Dataset entries
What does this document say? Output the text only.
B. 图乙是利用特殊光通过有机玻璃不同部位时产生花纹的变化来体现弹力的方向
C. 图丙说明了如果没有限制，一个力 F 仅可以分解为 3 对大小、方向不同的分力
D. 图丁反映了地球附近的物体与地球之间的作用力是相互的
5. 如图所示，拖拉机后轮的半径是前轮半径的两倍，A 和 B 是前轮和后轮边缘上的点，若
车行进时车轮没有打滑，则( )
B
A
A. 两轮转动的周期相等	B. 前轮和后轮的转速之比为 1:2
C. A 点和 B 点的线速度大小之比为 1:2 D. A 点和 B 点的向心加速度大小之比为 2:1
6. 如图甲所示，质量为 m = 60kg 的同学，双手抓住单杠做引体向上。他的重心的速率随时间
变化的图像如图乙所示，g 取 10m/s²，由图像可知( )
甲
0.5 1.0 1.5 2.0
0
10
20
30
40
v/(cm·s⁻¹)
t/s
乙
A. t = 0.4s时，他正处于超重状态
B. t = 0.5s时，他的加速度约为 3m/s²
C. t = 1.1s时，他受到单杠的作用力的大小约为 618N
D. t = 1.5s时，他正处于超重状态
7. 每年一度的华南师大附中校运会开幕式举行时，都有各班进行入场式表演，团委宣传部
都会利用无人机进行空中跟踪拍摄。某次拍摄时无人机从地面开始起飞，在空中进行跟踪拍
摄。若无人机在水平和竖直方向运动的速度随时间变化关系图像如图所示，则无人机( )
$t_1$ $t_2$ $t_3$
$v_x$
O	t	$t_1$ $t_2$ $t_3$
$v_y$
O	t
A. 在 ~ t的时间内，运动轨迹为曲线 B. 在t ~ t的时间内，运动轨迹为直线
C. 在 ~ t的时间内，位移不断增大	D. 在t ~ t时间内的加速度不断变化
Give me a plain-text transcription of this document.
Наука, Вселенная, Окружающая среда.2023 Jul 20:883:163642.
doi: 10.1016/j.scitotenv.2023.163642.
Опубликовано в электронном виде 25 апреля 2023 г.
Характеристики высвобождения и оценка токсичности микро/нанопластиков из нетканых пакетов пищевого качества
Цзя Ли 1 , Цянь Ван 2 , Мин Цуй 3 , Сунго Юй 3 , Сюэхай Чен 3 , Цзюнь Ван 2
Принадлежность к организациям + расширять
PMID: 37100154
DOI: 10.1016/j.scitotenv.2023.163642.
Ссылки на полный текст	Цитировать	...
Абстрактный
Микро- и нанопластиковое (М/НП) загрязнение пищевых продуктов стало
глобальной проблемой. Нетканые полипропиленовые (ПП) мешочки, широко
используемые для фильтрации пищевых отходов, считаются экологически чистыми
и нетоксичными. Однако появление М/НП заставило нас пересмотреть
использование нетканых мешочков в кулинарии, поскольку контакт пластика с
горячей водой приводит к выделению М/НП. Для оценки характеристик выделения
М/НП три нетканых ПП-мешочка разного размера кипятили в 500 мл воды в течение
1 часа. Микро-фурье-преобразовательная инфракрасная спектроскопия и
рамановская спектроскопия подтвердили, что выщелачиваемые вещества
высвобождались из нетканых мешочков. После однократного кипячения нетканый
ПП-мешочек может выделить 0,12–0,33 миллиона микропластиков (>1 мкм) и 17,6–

---

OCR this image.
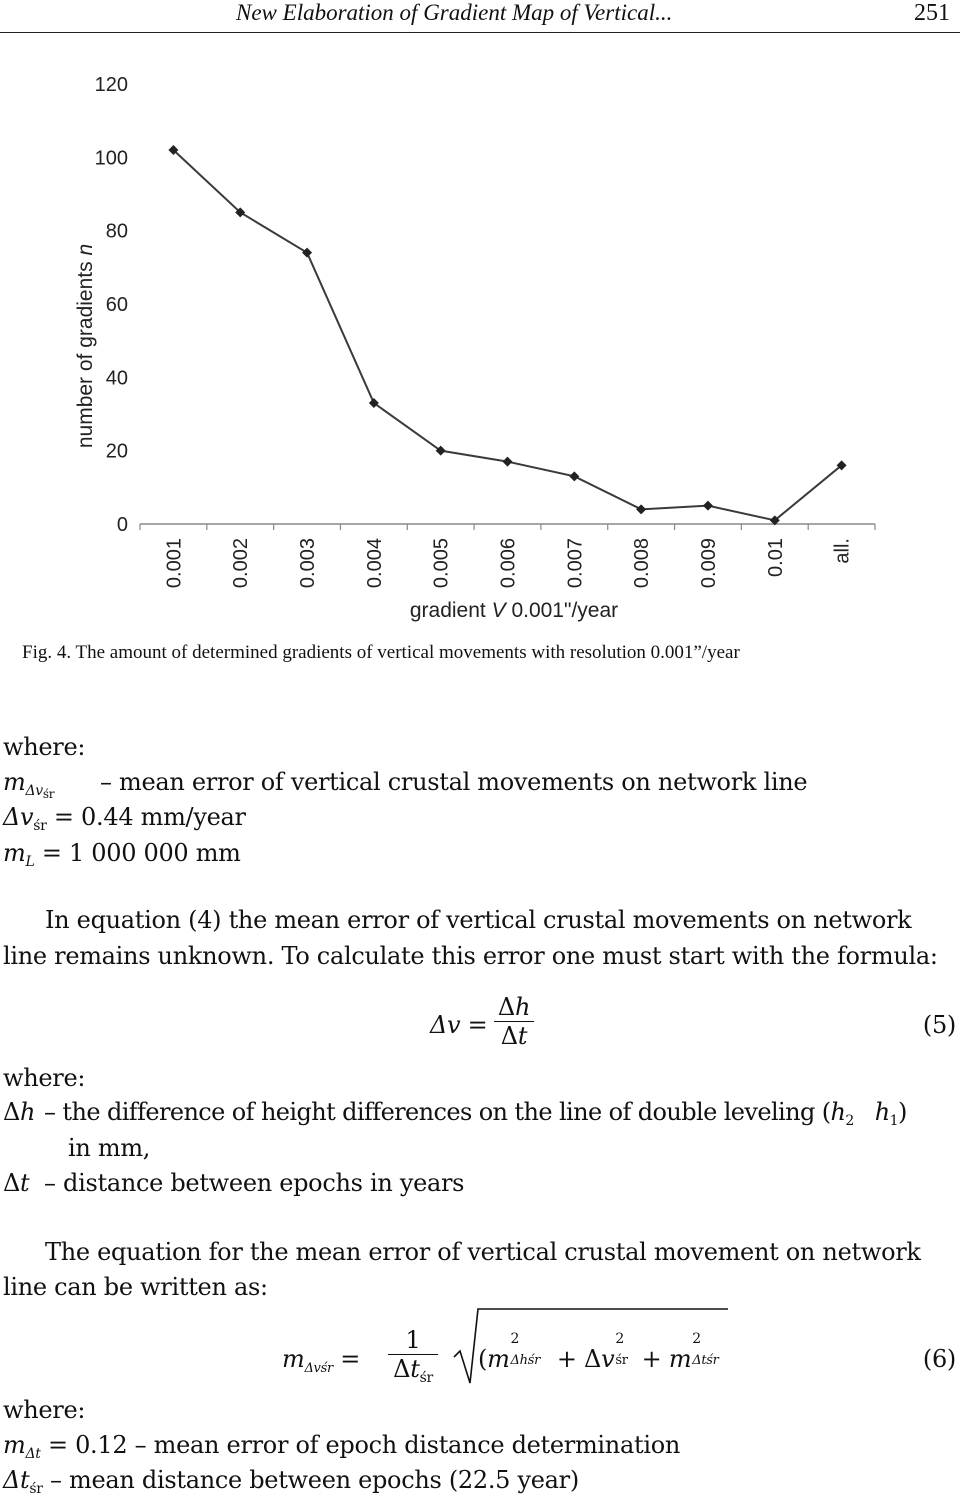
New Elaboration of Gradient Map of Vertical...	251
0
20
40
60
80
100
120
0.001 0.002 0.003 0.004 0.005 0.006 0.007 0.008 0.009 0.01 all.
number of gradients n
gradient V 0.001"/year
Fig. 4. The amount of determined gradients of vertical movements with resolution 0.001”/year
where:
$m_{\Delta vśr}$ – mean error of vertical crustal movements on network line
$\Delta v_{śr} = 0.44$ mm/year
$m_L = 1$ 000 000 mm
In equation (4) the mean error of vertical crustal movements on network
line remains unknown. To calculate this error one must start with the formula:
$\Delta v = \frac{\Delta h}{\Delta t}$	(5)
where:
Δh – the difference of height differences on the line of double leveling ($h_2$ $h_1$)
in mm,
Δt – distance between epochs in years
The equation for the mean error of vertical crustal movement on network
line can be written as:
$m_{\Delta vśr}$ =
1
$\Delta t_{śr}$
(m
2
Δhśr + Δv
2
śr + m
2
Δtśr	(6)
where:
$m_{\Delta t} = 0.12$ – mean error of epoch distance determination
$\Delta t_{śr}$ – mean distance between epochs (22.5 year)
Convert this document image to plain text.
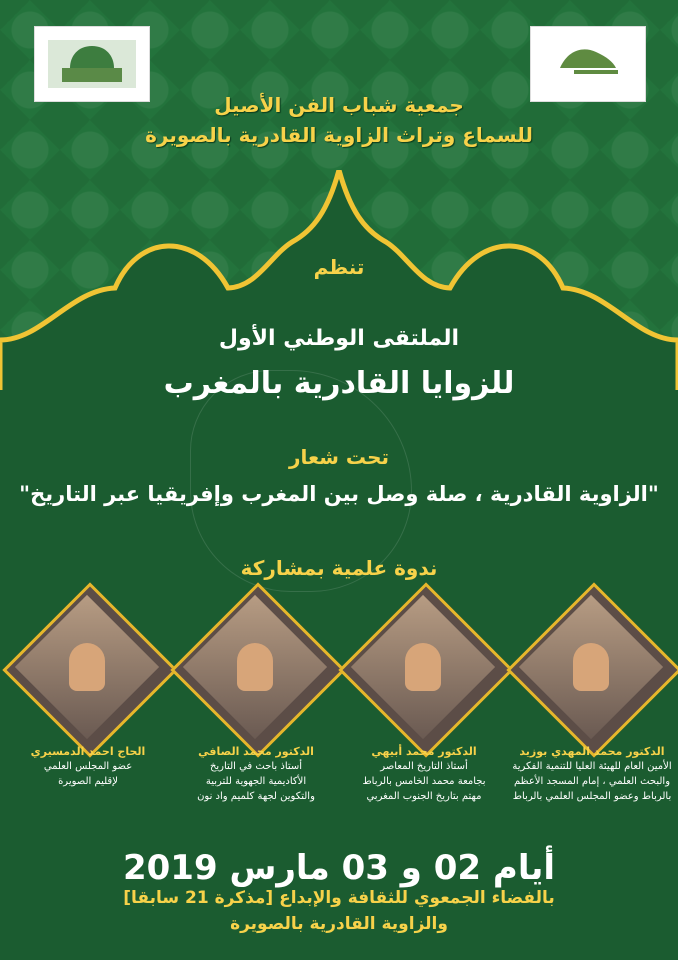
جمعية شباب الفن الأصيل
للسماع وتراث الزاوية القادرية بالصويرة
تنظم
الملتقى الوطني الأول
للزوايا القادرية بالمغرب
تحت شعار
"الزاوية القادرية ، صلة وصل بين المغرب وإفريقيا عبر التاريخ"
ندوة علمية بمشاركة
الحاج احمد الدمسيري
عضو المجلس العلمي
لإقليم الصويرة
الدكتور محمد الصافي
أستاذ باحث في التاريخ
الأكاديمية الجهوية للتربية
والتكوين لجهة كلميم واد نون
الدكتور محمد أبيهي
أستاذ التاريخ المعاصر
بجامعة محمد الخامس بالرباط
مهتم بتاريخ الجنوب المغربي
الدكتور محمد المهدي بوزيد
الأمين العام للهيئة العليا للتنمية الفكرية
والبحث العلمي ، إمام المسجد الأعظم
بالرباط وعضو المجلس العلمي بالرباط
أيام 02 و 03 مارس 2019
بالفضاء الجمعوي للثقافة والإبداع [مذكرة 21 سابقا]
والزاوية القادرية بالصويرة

> Your task: All lines that include "محمد" are to be gathered and copied.

> Worked solution:
الدكتور محمد الصافي
الدكتور محمد أبيهي
بجامعة محمد الخامس بالرباط
الدكتور محمد المهدي بوزيد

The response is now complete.